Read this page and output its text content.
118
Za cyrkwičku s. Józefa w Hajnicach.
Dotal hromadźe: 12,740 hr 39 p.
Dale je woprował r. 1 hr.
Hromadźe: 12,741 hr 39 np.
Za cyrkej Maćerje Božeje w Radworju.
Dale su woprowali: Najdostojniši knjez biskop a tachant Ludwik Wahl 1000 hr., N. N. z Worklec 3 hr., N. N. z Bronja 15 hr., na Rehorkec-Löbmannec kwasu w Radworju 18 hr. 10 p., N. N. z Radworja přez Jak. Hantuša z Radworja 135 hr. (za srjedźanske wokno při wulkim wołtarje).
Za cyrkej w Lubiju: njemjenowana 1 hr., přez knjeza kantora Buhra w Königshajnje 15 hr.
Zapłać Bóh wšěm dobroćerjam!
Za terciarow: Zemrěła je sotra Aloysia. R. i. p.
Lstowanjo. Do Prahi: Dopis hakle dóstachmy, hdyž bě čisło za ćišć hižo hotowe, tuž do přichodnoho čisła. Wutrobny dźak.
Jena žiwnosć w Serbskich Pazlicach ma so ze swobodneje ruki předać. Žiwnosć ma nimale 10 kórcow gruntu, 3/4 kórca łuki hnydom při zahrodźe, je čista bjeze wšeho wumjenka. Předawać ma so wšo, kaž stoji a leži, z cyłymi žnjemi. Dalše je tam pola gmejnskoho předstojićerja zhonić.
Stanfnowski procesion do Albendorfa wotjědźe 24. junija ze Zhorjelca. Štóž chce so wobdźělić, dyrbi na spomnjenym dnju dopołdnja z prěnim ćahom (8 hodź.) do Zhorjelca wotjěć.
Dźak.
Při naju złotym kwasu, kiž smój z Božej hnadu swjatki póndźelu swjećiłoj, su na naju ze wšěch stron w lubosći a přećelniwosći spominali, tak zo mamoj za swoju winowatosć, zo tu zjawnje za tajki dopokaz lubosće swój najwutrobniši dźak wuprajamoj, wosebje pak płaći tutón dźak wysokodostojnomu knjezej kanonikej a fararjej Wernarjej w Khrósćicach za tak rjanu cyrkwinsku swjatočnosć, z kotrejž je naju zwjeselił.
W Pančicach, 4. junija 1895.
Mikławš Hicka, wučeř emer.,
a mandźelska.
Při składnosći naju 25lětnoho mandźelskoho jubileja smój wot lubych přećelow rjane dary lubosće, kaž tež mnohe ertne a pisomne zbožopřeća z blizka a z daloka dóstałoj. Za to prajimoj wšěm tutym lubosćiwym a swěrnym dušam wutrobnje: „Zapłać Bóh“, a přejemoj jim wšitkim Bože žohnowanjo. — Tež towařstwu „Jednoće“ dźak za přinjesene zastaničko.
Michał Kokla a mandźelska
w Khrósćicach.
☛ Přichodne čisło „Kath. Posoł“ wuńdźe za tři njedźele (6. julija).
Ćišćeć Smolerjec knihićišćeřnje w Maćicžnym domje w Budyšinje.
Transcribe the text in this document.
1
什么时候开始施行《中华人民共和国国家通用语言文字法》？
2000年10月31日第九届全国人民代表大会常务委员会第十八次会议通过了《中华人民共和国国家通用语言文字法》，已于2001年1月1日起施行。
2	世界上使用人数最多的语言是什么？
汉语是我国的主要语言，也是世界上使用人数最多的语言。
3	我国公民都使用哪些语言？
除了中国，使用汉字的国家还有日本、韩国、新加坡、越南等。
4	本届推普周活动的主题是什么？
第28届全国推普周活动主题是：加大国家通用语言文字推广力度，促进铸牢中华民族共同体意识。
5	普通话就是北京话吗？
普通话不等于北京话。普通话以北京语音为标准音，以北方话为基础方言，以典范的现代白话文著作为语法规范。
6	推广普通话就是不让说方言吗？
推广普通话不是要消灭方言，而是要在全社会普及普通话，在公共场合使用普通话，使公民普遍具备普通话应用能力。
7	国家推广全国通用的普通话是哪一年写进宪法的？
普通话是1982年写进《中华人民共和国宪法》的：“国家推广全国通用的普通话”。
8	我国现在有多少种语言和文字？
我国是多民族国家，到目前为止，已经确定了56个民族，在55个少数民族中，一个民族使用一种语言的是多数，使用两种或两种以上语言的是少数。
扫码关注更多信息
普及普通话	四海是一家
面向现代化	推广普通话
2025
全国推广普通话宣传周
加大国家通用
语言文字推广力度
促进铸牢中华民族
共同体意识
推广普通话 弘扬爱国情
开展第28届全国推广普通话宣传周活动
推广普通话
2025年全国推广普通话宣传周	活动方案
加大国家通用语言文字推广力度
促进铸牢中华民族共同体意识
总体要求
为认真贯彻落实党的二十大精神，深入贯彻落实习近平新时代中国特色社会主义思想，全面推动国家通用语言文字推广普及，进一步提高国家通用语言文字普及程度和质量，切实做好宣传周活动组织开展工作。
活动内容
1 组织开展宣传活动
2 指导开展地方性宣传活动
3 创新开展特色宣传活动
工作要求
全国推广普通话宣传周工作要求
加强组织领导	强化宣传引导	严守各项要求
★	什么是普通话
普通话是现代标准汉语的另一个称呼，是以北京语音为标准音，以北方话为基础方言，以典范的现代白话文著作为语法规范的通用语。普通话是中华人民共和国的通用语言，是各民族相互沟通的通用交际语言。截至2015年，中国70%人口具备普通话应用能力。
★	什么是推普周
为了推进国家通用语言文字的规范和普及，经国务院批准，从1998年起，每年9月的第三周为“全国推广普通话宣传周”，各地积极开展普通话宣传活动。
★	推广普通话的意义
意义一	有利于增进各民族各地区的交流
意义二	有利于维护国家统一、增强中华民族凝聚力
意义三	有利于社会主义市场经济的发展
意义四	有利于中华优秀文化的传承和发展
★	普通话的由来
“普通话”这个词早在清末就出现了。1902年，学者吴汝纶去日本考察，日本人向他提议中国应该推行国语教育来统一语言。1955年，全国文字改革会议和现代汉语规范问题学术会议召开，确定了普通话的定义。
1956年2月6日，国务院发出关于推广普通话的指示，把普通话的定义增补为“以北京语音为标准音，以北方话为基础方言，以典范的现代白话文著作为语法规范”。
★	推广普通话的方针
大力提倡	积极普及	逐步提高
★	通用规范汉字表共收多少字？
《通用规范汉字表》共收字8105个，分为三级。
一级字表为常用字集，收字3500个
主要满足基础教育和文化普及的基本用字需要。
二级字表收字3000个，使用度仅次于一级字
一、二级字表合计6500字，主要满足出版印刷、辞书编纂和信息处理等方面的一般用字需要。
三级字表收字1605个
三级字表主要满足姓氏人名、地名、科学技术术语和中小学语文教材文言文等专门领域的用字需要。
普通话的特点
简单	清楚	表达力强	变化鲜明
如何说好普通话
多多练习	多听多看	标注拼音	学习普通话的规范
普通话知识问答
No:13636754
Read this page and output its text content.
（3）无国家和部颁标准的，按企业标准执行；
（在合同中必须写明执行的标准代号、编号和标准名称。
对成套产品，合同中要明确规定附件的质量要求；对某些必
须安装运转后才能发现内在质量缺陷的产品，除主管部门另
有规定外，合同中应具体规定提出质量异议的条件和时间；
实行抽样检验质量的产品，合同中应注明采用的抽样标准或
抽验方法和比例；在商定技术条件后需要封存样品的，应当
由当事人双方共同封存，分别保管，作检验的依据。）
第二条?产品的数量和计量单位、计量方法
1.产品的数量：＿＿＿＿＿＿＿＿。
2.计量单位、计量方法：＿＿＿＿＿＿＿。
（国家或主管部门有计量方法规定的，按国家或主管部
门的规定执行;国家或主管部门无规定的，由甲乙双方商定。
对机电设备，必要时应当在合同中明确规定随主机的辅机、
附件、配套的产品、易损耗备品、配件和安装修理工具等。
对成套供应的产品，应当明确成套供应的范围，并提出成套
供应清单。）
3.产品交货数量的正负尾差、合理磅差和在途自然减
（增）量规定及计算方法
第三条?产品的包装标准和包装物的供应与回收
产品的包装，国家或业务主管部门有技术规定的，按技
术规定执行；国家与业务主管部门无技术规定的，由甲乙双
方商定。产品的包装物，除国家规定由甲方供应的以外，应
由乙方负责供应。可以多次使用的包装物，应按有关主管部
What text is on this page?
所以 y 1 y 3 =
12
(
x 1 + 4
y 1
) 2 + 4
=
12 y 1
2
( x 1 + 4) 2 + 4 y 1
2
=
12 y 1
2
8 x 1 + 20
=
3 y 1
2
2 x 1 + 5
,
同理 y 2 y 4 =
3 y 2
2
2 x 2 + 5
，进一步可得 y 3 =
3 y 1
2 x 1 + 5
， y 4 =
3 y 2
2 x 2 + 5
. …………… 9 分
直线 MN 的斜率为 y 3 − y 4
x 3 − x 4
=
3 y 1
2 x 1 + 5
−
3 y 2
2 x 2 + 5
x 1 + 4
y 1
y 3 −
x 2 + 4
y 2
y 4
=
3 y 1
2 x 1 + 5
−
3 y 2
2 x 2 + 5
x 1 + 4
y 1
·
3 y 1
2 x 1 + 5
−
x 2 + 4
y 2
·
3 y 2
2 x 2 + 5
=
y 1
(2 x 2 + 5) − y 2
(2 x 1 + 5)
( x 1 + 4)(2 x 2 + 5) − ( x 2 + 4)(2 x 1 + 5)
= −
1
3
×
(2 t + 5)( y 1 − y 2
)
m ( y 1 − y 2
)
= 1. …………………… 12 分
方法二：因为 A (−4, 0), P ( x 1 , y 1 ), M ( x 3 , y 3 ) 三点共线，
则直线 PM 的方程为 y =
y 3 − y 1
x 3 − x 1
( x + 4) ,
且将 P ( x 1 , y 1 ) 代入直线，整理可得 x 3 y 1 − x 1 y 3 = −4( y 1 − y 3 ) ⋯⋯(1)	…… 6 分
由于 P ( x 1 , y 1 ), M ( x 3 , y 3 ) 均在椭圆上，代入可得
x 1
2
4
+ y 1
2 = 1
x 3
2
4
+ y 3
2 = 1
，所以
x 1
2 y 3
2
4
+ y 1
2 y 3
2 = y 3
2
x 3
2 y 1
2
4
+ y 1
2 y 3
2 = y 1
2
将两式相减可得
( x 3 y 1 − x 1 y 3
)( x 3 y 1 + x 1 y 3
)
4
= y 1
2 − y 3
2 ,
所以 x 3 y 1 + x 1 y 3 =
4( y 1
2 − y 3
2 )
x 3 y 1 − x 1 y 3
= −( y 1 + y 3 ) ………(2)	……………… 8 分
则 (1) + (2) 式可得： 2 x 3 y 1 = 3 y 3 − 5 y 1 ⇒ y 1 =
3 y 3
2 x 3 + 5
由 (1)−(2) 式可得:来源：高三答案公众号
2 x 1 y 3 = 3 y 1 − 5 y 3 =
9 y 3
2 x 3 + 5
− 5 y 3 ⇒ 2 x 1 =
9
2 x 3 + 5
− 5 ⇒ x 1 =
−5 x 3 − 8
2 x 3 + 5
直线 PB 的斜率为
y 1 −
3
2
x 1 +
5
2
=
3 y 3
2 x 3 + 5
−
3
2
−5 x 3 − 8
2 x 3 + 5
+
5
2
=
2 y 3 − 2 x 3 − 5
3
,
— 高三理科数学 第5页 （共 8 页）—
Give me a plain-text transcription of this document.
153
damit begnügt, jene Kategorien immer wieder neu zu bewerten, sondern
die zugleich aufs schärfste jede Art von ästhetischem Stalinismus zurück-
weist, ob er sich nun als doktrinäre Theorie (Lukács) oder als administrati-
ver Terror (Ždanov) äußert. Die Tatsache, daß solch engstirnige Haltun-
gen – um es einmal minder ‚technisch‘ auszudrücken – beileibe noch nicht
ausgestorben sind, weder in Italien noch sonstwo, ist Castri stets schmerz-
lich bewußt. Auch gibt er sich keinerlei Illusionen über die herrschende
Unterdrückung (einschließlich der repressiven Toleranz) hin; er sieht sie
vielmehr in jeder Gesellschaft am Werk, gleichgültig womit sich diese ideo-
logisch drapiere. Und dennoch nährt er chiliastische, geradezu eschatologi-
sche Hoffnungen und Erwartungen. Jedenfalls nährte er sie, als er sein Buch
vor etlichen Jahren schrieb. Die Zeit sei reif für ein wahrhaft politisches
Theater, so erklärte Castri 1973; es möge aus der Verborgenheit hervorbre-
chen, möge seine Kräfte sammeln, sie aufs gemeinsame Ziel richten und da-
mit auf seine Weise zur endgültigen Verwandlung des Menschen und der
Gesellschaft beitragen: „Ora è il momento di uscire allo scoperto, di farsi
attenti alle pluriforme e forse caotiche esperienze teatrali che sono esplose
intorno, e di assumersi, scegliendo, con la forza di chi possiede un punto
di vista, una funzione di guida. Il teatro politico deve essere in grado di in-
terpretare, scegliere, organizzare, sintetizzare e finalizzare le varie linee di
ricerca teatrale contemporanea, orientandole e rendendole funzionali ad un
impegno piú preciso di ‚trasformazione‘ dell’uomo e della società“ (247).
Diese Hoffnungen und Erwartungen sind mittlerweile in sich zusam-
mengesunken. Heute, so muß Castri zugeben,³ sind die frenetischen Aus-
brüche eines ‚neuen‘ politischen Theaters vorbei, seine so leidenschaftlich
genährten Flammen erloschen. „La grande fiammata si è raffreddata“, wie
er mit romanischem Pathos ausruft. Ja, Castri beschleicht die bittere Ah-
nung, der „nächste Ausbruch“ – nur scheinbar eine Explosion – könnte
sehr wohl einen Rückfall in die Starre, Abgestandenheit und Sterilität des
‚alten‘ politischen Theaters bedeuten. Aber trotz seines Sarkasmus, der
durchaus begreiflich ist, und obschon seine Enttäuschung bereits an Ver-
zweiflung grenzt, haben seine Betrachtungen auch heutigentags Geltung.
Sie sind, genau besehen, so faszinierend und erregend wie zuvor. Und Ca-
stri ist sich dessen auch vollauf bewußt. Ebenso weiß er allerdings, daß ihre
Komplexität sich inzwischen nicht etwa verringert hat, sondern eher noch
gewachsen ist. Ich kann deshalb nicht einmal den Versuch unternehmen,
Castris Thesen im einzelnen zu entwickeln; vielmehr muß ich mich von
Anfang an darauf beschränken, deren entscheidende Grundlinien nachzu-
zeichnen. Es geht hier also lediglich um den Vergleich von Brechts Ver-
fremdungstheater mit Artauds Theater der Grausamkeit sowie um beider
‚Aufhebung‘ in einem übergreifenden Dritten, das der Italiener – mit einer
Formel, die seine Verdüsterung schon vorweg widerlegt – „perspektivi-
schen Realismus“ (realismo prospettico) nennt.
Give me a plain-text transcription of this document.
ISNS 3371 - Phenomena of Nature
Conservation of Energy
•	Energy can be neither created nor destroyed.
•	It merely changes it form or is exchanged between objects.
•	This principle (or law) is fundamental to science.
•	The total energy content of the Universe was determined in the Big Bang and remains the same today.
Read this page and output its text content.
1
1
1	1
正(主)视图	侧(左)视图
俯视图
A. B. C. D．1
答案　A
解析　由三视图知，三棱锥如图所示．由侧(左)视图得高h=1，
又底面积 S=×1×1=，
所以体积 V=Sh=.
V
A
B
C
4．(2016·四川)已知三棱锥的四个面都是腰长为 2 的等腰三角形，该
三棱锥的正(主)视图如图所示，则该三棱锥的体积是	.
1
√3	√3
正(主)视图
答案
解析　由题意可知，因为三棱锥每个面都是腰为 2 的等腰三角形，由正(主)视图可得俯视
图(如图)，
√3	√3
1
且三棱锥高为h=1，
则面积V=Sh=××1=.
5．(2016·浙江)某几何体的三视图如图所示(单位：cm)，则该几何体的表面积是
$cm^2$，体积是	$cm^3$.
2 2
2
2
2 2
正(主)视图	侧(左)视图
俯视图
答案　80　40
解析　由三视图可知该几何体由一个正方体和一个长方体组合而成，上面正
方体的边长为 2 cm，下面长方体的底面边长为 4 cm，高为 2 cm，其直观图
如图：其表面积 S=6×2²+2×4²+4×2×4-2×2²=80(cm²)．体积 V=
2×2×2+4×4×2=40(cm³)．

★ ★ ★ ★ ★ ★ ★

OBJECTIVE:
Which lines of the material contain the string "möge"? List each of them.

THE ANSWER:
Theater, so erklärte Castri 1973; es möge aus der Verborgenheit hervorbre-
chen, möge seine Kräfte sammeln, sie aufs gemeinsame Ziel richten und da-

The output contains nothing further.